DATA FOR THIS EXERCISE ->
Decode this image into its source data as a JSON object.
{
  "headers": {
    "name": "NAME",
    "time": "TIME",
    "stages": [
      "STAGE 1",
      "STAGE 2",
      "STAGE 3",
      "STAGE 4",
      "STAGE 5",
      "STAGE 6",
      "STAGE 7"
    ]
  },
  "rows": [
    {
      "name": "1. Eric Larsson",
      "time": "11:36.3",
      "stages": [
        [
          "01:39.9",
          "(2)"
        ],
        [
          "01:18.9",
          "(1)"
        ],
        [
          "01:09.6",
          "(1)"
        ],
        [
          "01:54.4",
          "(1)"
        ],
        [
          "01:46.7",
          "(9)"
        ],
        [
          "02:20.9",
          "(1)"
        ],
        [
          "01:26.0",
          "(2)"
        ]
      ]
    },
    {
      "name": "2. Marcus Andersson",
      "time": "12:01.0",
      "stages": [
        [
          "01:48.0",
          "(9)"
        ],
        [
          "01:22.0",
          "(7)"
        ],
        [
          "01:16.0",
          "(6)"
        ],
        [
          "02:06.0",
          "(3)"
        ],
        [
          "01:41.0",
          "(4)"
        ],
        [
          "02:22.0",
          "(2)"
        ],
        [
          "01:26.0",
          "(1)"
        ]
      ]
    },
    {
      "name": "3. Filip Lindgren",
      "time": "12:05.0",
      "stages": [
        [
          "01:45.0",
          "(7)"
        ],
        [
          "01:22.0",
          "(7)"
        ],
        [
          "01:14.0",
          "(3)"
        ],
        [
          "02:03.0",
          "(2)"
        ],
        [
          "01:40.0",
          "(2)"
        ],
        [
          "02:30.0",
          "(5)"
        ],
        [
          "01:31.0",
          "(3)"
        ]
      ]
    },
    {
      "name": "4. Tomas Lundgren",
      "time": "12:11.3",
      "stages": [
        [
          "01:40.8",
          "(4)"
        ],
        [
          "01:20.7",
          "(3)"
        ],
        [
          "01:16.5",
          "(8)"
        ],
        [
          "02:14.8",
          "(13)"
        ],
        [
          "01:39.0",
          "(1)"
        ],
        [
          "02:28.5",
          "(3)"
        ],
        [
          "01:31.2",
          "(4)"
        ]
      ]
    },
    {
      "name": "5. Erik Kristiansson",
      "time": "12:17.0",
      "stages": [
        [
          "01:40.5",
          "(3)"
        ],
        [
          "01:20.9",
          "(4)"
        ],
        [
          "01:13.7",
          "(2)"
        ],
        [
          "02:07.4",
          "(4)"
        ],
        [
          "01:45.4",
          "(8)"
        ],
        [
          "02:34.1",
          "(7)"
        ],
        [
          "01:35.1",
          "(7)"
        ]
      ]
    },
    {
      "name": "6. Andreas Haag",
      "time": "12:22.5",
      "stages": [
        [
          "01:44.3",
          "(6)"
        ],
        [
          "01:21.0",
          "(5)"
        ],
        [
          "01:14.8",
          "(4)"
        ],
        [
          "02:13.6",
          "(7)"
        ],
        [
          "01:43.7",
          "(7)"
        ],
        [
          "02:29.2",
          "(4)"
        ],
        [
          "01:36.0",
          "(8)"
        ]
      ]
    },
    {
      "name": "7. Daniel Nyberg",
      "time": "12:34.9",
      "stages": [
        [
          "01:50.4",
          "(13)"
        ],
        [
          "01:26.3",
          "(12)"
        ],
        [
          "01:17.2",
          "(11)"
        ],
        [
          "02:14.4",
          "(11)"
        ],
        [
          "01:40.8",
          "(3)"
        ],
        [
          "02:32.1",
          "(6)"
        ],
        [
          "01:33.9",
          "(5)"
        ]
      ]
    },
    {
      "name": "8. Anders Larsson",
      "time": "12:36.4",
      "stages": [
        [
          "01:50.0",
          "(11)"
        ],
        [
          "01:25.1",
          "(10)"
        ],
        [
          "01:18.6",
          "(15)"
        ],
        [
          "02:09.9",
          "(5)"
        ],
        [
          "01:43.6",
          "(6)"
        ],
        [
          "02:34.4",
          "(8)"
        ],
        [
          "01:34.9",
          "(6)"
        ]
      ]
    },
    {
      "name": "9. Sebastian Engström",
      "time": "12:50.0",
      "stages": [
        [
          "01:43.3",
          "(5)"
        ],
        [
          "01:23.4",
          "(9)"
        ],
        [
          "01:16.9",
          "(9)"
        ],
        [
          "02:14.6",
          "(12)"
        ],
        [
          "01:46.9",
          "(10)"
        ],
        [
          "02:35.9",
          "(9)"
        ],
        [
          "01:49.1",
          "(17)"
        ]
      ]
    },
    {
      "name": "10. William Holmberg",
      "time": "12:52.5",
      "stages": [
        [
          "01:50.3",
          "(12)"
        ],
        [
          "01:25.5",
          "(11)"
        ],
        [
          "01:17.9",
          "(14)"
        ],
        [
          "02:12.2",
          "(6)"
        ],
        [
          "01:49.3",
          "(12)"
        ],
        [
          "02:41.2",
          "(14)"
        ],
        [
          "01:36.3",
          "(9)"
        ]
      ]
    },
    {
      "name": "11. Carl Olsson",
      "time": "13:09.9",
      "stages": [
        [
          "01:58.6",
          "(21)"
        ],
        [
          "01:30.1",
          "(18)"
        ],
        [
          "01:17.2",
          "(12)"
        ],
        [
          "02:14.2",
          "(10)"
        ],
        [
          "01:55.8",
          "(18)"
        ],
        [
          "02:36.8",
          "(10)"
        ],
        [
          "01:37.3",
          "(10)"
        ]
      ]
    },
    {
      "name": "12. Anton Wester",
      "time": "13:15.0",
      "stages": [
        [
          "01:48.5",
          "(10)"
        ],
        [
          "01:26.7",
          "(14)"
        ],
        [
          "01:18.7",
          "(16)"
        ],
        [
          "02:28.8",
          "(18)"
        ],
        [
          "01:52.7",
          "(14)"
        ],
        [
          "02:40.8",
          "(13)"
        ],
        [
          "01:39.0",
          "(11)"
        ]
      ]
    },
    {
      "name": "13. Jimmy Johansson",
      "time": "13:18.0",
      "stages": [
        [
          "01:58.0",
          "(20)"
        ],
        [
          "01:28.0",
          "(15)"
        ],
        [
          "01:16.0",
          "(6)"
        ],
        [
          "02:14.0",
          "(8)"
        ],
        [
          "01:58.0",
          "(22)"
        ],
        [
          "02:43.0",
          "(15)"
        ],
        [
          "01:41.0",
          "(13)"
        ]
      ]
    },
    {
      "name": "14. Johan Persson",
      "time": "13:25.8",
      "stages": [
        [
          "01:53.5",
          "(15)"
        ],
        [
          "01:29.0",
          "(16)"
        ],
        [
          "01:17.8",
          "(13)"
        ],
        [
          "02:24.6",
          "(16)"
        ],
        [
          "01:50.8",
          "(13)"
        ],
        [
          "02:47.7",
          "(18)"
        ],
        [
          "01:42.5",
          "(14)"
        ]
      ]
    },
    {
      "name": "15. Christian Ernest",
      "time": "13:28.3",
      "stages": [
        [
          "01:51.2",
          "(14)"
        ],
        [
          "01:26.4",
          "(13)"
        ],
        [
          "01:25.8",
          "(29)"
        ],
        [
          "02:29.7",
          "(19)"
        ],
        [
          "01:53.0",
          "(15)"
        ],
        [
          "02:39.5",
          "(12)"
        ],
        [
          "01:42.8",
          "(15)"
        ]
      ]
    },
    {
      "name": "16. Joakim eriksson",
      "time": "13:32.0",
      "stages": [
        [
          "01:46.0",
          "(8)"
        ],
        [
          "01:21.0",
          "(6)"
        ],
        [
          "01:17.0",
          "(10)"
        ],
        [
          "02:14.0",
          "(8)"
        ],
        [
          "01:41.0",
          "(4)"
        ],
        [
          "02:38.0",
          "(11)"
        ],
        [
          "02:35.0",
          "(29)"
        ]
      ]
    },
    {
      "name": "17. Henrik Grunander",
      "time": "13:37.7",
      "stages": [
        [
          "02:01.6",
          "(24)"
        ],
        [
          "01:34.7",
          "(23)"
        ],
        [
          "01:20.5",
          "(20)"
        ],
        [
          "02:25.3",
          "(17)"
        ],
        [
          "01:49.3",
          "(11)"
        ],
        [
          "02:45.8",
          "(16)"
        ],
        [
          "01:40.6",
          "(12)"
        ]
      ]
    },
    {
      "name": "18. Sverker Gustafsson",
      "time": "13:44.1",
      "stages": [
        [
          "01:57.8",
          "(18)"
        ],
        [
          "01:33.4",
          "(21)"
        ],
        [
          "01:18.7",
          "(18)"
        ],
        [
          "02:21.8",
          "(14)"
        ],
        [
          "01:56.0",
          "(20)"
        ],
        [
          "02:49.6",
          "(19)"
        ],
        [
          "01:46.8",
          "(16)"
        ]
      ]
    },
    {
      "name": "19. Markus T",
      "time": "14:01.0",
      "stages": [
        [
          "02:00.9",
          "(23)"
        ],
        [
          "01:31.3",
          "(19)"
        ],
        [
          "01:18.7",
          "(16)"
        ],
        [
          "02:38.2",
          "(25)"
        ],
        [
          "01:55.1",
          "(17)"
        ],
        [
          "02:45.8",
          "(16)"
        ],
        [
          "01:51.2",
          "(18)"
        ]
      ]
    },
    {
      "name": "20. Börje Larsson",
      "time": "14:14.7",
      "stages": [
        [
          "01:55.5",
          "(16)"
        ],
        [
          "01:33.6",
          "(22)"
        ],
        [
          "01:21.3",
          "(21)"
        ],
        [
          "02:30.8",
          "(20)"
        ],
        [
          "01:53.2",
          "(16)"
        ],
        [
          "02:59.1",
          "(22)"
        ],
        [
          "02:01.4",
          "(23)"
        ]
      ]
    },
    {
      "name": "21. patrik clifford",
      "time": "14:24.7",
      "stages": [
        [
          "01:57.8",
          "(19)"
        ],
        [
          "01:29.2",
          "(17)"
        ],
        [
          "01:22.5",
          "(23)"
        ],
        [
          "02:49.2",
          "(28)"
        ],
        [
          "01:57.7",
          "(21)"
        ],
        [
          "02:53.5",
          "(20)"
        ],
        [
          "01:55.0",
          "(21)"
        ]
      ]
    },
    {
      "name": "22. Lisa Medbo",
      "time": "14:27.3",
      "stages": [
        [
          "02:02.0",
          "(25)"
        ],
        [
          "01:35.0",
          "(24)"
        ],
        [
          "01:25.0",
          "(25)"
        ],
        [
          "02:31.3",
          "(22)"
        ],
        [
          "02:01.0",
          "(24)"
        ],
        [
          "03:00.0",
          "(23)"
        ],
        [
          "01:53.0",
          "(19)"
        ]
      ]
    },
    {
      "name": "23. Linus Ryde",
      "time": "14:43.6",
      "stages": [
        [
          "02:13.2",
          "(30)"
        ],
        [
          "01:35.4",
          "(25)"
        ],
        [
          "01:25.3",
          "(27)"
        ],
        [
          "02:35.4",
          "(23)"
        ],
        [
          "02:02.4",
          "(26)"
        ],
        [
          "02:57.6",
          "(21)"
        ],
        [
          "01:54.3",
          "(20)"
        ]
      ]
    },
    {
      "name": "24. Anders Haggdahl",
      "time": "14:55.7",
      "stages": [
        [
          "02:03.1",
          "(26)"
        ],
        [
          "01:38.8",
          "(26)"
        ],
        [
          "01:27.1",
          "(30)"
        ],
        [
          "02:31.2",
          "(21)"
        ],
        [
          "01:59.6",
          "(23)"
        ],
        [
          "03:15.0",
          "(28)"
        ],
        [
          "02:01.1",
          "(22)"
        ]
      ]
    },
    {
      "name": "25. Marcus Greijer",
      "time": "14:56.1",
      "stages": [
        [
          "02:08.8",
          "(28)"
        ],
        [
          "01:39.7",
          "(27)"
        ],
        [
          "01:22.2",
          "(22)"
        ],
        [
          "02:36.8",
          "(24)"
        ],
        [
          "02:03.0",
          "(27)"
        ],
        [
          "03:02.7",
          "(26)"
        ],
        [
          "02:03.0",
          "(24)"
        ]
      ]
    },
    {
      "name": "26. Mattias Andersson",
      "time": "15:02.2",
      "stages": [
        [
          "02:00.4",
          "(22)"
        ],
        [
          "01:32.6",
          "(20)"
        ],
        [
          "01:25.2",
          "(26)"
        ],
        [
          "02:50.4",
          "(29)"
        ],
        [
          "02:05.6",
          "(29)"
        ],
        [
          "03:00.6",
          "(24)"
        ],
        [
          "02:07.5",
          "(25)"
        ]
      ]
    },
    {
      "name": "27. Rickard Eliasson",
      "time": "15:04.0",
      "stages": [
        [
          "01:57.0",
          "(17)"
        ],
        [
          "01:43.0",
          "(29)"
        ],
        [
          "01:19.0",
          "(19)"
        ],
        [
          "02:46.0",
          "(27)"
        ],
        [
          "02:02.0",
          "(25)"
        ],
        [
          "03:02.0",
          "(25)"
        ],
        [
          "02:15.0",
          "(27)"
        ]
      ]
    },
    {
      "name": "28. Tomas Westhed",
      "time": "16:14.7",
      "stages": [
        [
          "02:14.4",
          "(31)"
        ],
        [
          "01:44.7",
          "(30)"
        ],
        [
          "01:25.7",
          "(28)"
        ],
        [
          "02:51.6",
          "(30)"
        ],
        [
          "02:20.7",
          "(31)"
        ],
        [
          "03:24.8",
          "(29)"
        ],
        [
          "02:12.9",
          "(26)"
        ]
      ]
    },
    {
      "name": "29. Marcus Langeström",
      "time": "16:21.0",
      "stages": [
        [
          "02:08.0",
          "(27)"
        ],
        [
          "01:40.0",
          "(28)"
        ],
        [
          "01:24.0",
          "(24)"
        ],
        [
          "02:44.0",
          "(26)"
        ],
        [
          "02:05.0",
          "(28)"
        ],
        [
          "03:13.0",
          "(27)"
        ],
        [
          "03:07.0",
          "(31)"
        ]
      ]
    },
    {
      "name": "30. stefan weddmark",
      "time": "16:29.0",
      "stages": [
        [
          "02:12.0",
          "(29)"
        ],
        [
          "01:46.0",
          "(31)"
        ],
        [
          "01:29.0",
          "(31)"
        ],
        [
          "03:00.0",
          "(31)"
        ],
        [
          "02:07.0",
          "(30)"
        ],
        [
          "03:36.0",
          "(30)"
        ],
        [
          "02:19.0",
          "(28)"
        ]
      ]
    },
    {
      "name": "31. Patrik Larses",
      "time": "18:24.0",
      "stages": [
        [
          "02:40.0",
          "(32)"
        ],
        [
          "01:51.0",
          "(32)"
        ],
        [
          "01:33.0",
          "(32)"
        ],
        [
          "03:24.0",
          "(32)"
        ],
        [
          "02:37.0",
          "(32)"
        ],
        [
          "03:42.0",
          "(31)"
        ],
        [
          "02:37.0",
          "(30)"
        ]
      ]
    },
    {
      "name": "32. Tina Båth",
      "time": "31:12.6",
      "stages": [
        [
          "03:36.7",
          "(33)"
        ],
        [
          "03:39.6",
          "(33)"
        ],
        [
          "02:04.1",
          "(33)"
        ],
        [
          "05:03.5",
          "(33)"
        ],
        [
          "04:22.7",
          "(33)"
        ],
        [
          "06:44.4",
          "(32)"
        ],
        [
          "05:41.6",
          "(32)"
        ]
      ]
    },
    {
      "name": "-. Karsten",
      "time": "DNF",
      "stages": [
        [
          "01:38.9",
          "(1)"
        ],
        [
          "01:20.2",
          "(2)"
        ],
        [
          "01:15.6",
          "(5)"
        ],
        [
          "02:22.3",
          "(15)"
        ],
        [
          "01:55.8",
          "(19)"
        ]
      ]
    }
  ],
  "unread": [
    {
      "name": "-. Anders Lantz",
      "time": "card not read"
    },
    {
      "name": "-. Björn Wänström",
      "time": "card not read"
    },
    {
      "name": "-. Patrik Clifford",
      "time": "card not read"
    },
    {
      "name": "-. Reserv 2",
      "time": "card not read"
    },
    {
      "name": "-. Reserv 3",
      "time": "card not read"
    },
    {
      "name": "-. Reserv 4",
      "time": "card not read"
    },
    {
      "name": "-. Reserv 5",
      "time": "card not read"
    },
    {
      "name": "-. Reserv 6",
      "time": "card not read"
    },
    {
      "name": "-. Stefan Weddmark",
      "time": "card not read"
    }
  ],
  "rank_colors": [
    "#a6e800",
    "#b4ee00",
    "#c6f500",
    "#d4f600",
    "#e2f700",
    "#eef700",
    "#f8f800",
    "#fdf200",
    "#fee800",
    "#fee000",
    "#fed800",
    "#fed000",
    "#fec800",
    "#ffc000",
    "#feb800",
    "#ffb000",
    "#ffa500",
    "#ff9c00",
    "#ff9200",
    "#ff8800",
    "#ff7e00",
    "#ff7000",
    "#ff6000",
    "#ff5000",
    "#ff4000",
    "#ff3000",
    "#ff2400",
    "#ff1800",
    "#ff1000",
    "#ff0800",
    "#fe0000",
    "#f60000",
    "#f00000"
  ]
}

WRITTEN INSTRUCTION -> Find every line in the records that has the string "Marcus", then state how many there are and nothing else.

WRITTEN SOLUTION -> 3